- [Goal]:
Across the entries, how many lines have the string "инвалидов" in them? Reply with only a number.

---------- Supplied material ----------

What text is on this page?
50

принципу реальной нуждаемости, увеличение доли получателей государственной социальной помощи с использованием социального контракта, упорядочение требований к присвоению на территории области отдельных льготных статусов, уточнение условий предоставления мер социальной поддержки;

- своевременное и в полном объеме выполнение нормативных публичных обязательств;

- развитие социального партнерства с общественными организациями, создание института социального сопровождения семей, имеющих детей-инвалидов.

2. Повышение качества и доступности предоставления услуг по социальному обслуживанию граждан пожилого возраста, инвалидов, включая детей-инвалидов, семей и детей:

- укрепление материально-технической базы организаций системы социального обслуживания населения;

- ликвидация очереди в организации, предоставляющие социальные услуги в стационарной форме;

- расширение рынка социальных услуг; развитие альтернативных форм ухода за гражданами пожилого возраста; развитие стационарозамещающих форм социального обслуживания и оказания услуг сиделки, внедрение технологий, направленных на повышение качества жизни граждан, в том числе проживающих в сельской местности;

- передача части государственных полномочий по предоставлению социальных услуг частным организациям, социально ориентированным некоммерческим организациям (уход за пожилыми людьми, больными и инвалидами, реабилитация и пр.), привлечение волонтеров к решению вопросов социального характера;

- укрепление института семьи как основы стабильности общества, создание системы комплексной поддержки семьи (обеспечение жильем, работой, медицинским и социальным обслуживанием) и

----------
---------- Supplied material ----------

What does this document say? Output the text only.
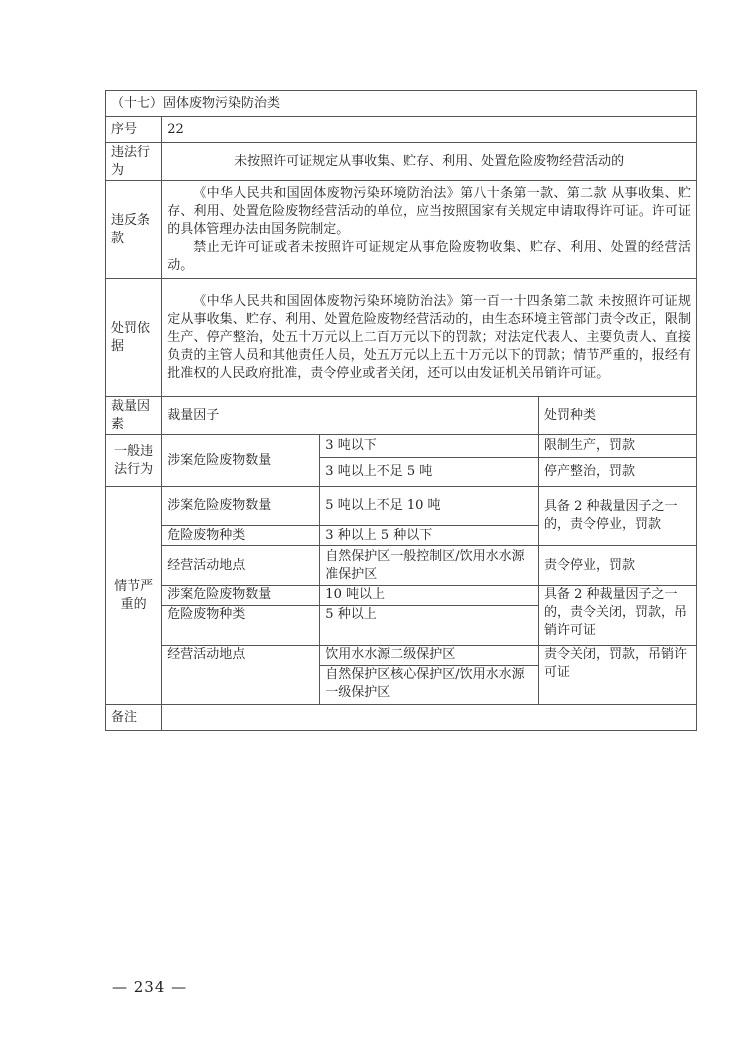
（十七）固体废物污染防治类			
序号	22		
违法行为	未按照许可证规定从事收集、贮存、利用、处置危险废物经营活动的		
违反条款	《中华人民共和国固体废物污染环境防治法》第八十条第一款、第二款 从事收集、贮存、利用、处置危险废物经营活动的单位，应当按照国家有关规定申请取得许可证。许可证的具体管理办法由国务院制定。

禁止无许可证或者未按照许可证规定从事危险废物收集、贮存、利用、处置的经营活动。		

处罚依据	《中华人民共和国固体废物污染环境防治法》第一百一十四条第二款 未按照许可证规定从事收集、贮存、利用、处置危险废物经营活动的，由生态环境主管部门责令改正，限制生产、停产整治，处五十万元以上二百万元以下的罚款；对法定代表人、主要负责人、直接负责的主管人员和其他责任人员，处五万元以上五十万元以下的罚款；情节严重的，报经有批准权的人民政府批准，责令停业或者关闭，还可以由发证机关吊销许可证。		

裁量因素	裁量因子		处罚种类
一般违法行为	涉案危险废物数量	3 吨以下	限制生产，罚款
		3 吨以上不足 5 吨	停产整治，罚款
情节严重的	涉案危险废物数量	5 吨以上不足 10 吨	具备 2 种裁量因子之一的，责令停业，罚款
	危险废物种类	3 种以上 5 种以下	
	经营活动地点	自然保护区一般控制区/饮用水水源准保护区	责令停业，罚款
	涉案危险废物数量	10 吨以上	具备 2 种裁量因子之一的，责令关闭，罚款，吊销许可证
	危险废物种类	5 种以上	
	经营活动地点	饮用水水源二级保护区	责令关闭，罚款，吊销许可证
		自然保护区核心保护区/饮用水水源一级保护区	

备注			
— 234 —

----------

- [The solution]:
2